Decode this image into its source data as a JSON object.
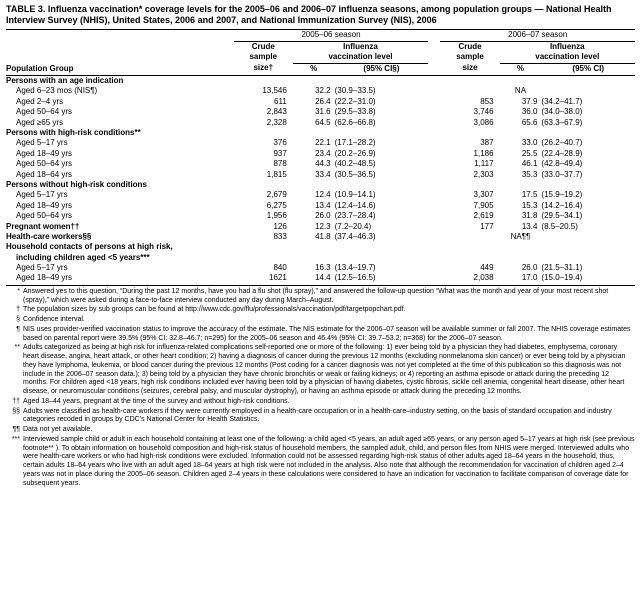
{
  "title": "TABLE 3. Influenza vaccination* coverage levels for the 2005–06 and 2006–07 influenza seasons, among population groups — National Health Interview Survey (NHIS), United States, 2006 and 2007, and National Immunization Survey (NIS), 2006",
  "season_a": "2005–06 season",
  "season_b": "2006–07 season",
  "crude_label_a": "Crude",
  "crude_label_b": "Crude",
  "sample_label_a": "sample",
  "sample_label_b": "sample",
  "inf_label_a": "Influenza",
  "inf_label_b": "Influenza",
  "vacc_label_a": "vaccination level",
  "vacc_label_b": "vaccination level",
  "popgroup_label": "Population Group",
  "size_label_a": "size†",
  "size_label_b": "size",
  "pct_a": "%",
  "pct_b": "%",
  "ci_a": "(95% CI§)",
  "ci_b": "(95% CI)",
  "groups": [
    {
      "head": "Persons with an age indication",
      "rows": [
        {
          "label": "Aged 6–23 mos (NIS¶)",
          "s1": "13,546",
          "p1": "32.2",
          "c1": "(30.9–33.5)",
          "s2": "",
          "p2": "NA",
          "c2": ""
        },
        {
          "label": "Aged 2–4 yrs",
          "s1": "611",
          "p1": "26.4",
          "c1": "(22.2–31.0)",
          "s2": "853",
          "p2": "37.9",
          "c2": "(34.2–41.7)"
        },
        {
          "label": "Aged 50–64 yrs",
          "s1": "2,843",
          "p1": "31.6",
          "c1": "(29.5–33.8)",
          "s2": "3,746",
          "p2": "36.0",
          "c2": "(34.0–38.0)"
        },
        {
          "label": "Aged ≥65 yrs",
          "s1": "2,328",
          "p1": "64.5",
          "c1": "(62.6–66.8)",
          "s2": "3,086",
          "p2": "65.6",
          "c2": "(63.3–67.9)"
        }
      ]
    },
    {
      "head": "Persons with high-risk conditions**",
      "rows": [
        {
          "label": "Aged 5–17 yrs",
          "s1": "376",
          "p1": "22.1",
          "c1": "(17.1–28.2)",
          "s2": "387",
          "p2": "33.0",
          "c2": "(26.2–40.7)"
        },
        {
          "label": "Aged 18–49 yrs",
          "s1": "937",
          "p1": "23.4",
          "c1": "(20.2–26.9)",
          "s2": "1,186",
          "p2": "25.5",
          "c2": "(22.4–28.9)"
        },
        {
          "label": "Aged 50–64 yrs",
          "s1": "878",
          "p1": "44.3",
          "c1": "(40.2–48.5)",
          "s2": "1,117",
          "p2": "46.1",
          "c2": "(42.8–49.4)"
        },
        {
          "label": "Aged 18–64 yrs",
          "s1": "1,815",
          "p1": "33.4",
          "c1": "(30.5–36.5)",
          "s2": "2,303",
          "p2": "35.3",
          "c2": "(33.0–37.7)"
        }
      ]
    },
    {
      "head": "Persons without high-risk conditions",
      "rows": [
        {
          "label": "Aged 5–17 yrs",
          "s1": "2,679",
          "p1": "12.4",
          "c1": "(10.9–14.1)",
          "s2": "3,307",
          "p2": "17.5",
          "c2": "(15.9–19.2)"
        },
        {
          "label": "Aged 18–49 yrs",
          "s1": "6,275",
          "p1": "13.4",
          "c1": "(12.4–14.6)",
          "s2": "7,905",
          "p2": "15.3",
          "c2": "(14.2–16.4)"
        },
        {
          "label": "Aged 50–64 yrs",
          "s1": "1,956",
          "p1": "26.0",
          "c1": "(23.7–28.4)",
          "s2": "2,619",
          "p2": "31.8",
          "c2": "(29.5–34.1)"
        }
      ]
    }
  ],
  "single_rows": [
    {
      "label": "Pregnant women††",
      "s1": "126",
      "p1": "12.3",
      "c1": "(7.2–20.4)",
      "s2": "177",
      "p2": "13.4",
      "c2": "(8.5–20.5)"
    },
    {
      "label": "Health-care workers§§",
      "s1": "833",
      "p1": "41.8",
      "c1": "(37.4–46.3)",
      "s2": "",
      "p2": "NA¶¶",
      "c2": ""
    }
  ],
  "household_head_l1": "Household contacts of persons at high risk,",
  "household_head_l2": "including children aged <5 years***",
  "household_rows": [
    {
      "label": "Aged 5–17 yrs",
      "s1": "840",
      "p1": "16.3",
      "c1": "(13.4–19.7)",
      "s2": "449",
      "p2": "26.0",
      "c2": "(21.5–31.1)"
    },
    {
      "label": "Aged 18–49 yrs",
      "s1": "1621",
      "p1": "14.4",
      "c1": "(12.5–16.5)",
      "s2": "2,038",
      "p2": "17.0",
      "c2": "(15.0–19.4)"
    }
  ],
  "footnotes": [
    {
      "mark": "*",
      "text": "Answered yes to this question, “During the past 12 months, have you had a flu shot (flu spray),” and answered the follow-up question “What was the month and year of your most recent shot (spray),” which were asked during a face-to-face interview conducted any day during March–August."
    },
    {
      "mark": "†",
      "text": "The population sizes by sub groups can be found at http://www.cdc.gov/flu/professionals/vaccination/pdf/targetpopchart.pdf."
    },
    {
      "mark": "§",
      "text": "Confidence interval."
    },
    {
      "mark": "¶",
      "text": "NIS uses provider-verified vaccination status to improve the accuracy of the estimate. The NIS estimate for the 2006–07 season will be available summer or fall 2007. The NHIS coverage estimates based on parental report were 39.5% (95% CI: 32.8–46.7; n=295) for the 2005–06 season and 46.4% (95% CI: 39.7–53.2; n=368) for the 2006–07 season."
    },
    {
      "mark": "**",
      "text": "Adults categorized as being at high risk for influenza-related complications self-reported one or more of the following: 1) ever being told by a physician they had diabetes, emphysema, coronary heart disease, angina, heart attack, or other heart condition; 2) having a diagnosis of cancer during the previous 12 months (excluding nonmelanoma skin cancer) or ever being told by a physician they have lymphoma, leukemia, or blood cancer during the previous 12 months (Post coding for a cancer diagnosis was not yet completed at the time of this publication so this diagnosis was not include in the 2006–07 season data.); 3) being told by a physician they have chronic bronchitis or weak or failing kidneys; or 4) reporting an asthma episode or attack during the preceding 12 months. For children aged <18 years, high risk conditions included ever having been told by a physician of having diabetes, cystic fibrosis, sickle cell anemia, congenital heart disease, other heart disease, or neuromuscular conditions (seizures, cerebral palsy, and muscular dystrophy), or having an asthma episode or attack during the preceding 12 months."
    },
    {
      "mark": "††",
      "text": "Aged 18–44 years, pregnant at the time of the survey and without high-risk conditions."
    },
    {
      "mark": "§§",
      "text": "Adults were classified as health-care workers if they were currently employed in a health-care occupation or in a health-care–industry setting, on the basis of standard occupation and industry categories recoded in groups by CDC's National Center for Health Statistics."
    },
    {
      "mark": "¶¶",
      "text": "Data not yet available."
    },
    {
      "mark": "***",
      "text": "Interviewed sample child or adult in each household containing at least one of the following: a child aged <5 years, an adult aged ≥65 years, or any person aged 5–17 years at high risk (see previous footnote** ). To obtain information on household composition and high-risk status of household members, the sampled adult, child, and person files from NHIS were merged. Interviewed adults who were health-care workers or who had high-risk conditions were excluded. Information could not be assessed regarding high-risk status of other adults aged 18–64 years in the household, thus, certain adults 18–64 years who live with an adult aged 18–64 years at high risk were not included in the analysis. Also note that although the recommendation for vaccination of children aged 2–4 years was not in place during the 2005–06 season. Children aged 2–4 years in these calculations were considered to have an indication for vaccination to facilitate comparison of coverage date for subsequent years."
    }
  ]
}
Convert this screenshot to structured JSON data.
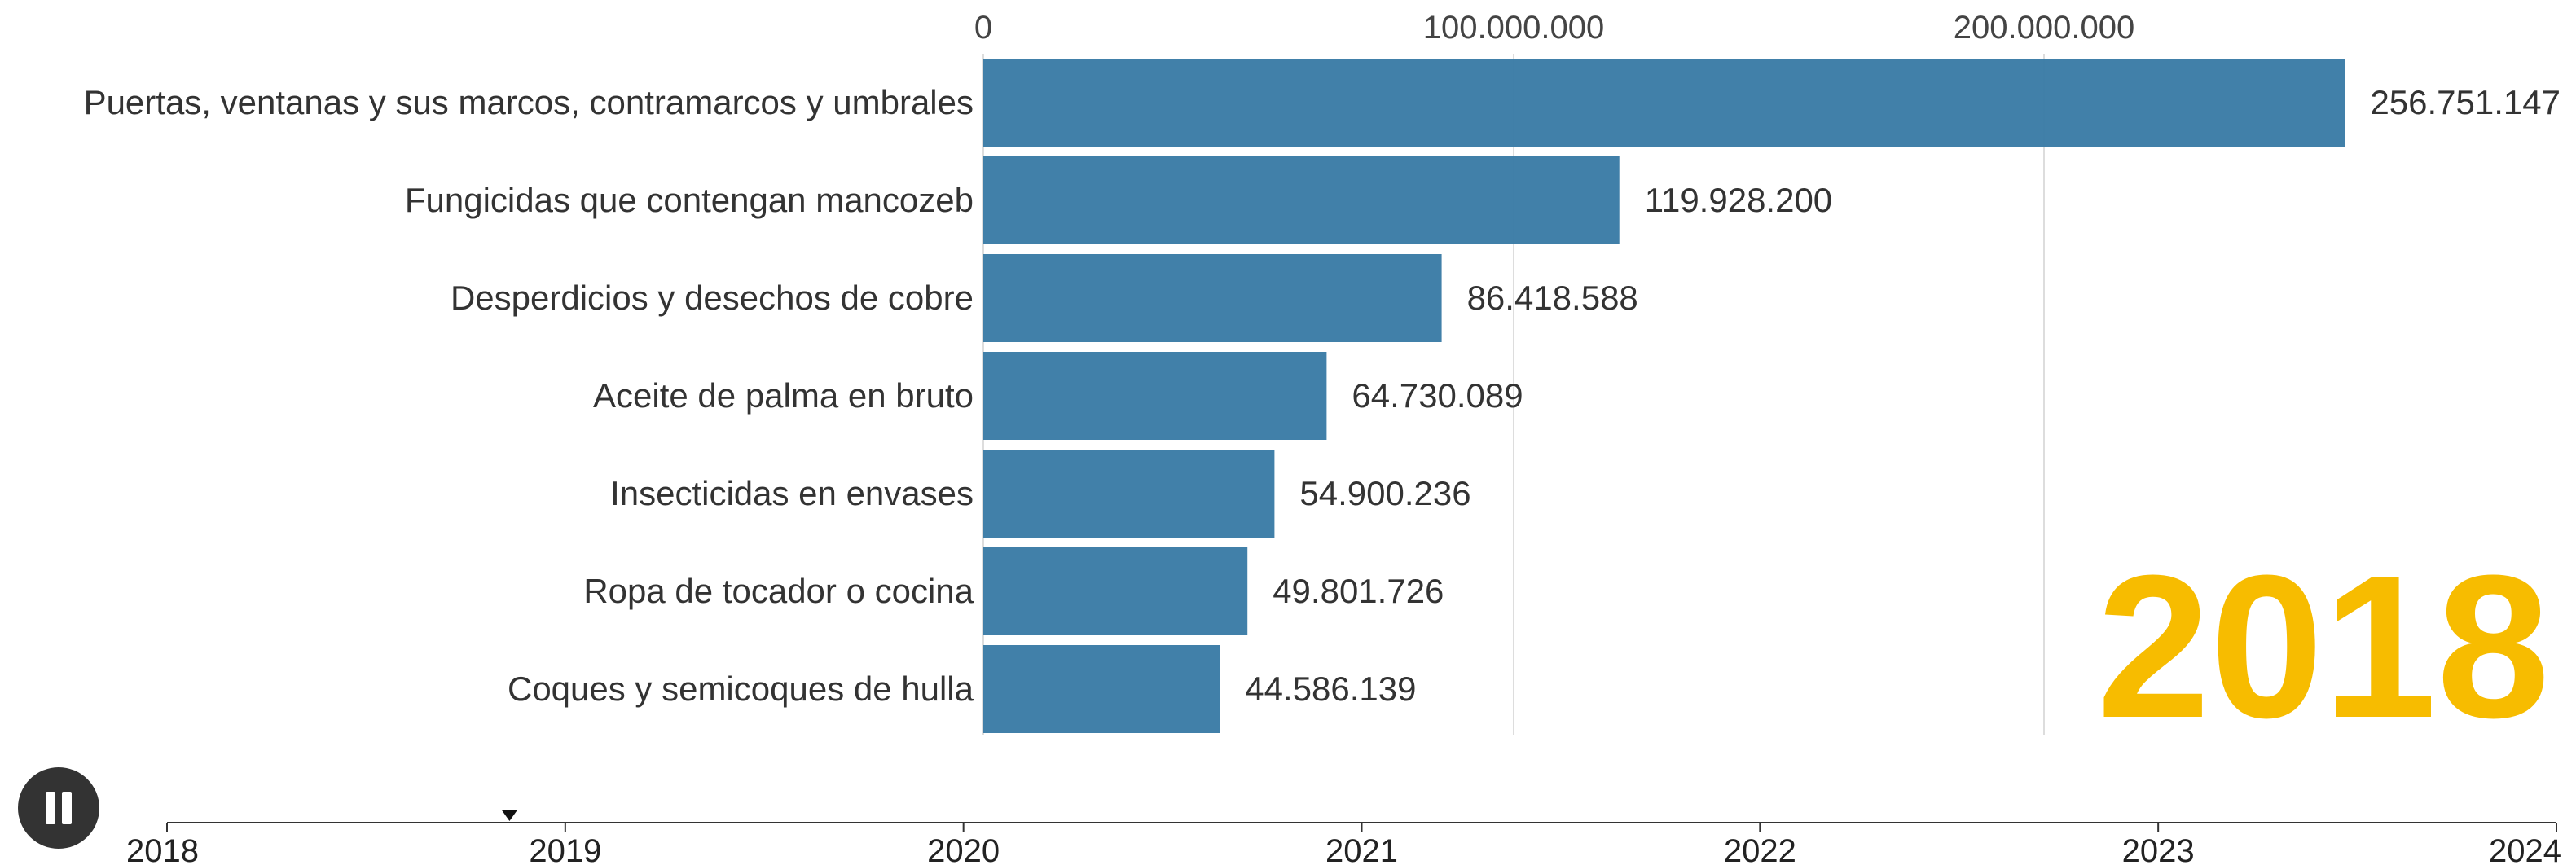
{
  "chart_data": {
    "type": "bar",
    "orientation": "horizontal",
    "current_year_label": "2018",
    "categories": [
      "Puertas, ventanas y sus marcos, contramarcos y umbrales",
      "Fungicidas que contengan mancozeb",
      "Desperdicios y desechos de cobre",
      "Aceite de palma en bruto",
      "Insecticidas en envases",
      "Ropa de tocador o cocina",
      "Coques y semicoques de hulla"
    ],
    "values": [
      256751147,
      119928200,
      86418588,
      64730089,
      54900236,
      49801726,
      44586139
    ],
    "value_labels": [
      "256.751.147",
      "119.928.200",
      "86.418.588",
      "64.730.089",
      "54.900.236",
      "49.801.726",
      "44.586.139"
    ],
    "x_ticks": [
      0,
      100000000,
      200000000
    ],
    "x_tick_labels": [
      "0",
      "100.000.000",
      "200.000.000"
    ],
    "x_axis_position": "top",
    "grid": true,
    "bar_color": "#3b7ca6",
    "year_color": "#f7bc00",
    "timeline": {
      "labels": [
        "2018",
        "2019",
        "2020",
        "2021",
        "2022",
        "2023",
        "2024"
      ],
      "current_value": 2018.86
    }
  },
  "controls": {
    "play_state": "pause",
    "icon": "pause-icon"
  }
}
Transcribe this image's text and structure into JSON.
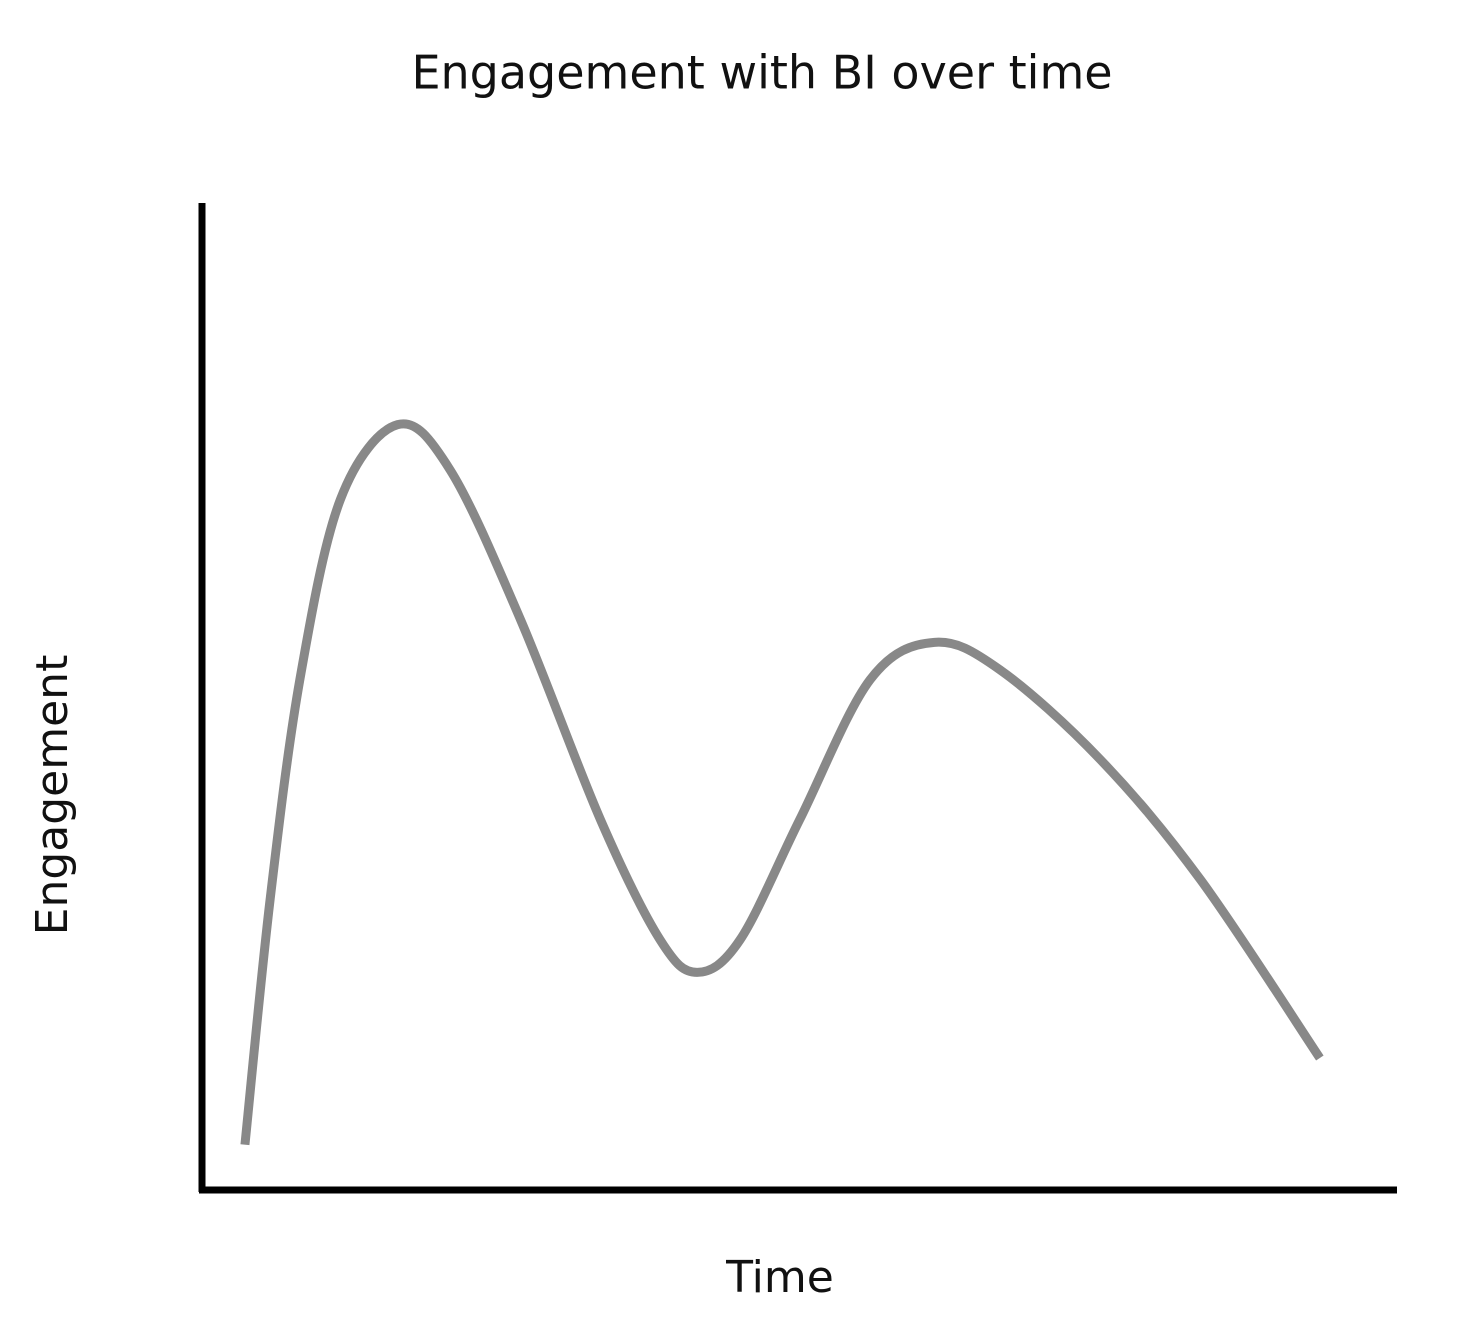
{
  "chart_data": {
    "type": "line",
    "title": "Engagement with BI over time",
    "x_label": "Time",
    "y_label": "Engagement",
    "x": [
      3.6,
      5.7,
      8.2,
      11.6,
      16.4,
      20.8,
      26.7,
      33.4,
      38.4,
      41.5,
      45.1,
      50.1,
      56.0,
      61.4,
      66.9,
      75.3,
      83.7,
      93.7
    ],
    "values": [
      4.6,
      29.4,
      51.8,
      70.1,
      77.7,
      73.1,
      57.9,
      37.6,
      25.4,
      22.1,
      25.4,
      37.6,
      51.8,
      55.6,
      52.8,
      43.7,
      31.5,
      13.4
    ],
    "color": "#888888",
    "xlim": [
      0,
      100
    ],
    "ylim": [
      0,
      100
    ]
  }
}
# # # # #
The lines to write out run from the one containing "Convert this screenshot" through the final line of the material above, both included; write them out exactly, with no pictures.

Convert this screenshot to structured JSON data.
{
  "chart_data": {
    "type": "bar",
    "orientation": "horizontal",
    "current_year_label": "2018",
    "categories": [
      "Puertas, ventanas y sus marcos, contramarcos y umbrales",
      "Fungicidas que contengan mancozeb",
      "Desperdicios y desechos de cobre",
      "Aceite de palma en bruto",
      "Insecticidas en envases",
      "Ropa de tocador o cocina",
      "Coques y semicoques de hulla"
    ],
    "values": [
      256751147,
      119928200,
      86418588,
      64730089,
      54900236,
      49801726,
      44586139
    ],
    "value_labels": [
      "256.751.147",
      "119.928.200",
      "86.418.588",
      "64.730.089",
      "54.900.236",
      "49.801.726",
      "44.586.139"
    ],
    "x_ticks": [
      0,
      100000000,
      200000000
    ],
    "x_tick_labels": [
      "0",
      "100.000.000",
      "200.000.000"
    ],
    "x_axis_position": "top",
    "grid": true,
    "bar_color": "#3b7ca6",
    "year_color": "#f7bc00",
    "timeline": {
      "labels": [
        "2018",
        "2019",
        "2020",
        "2021",
        "2022",
        "2023",
        "2024"
      ],
      "current_value": 2018.86
    }
  },
  "controls": {
    "play_state": "pause",
    "icon": "pause-icon"
  }
}
Transcribe this image's text and structure into JSON.
{
  "chart_data": {
    "type": "line",
    "title": "Engagement with BI over time",
    "x_label": "Time",
    "y_label": "Engagement",
    "x": [
      3.6,
      5.7,
      8.2,
      11.6,
      16.4,
      20.8,
      26.7,
      33.4,
      38.4,
      41.5,
      45.1,
      50.1,
      56.0,
      61.4,
      66.9,
      75.3,
      83.7,
      93.7
    ],
    "values": [
      4.6,
      29.4,
      51.8,
      70.1,
      77.7,
      73.1,
      57.9,
      37.6,
      25.4,
      22.1,
      25.4,
      37.6,
      51.8,
      55.6,
      52.8,
      43.7,
      31.5,
      13.4
    ],
    "color": "#888888",
    "xlim": [
      0,
      100
    ],
    "ylim": [
      0,
      100
    ]
  }
}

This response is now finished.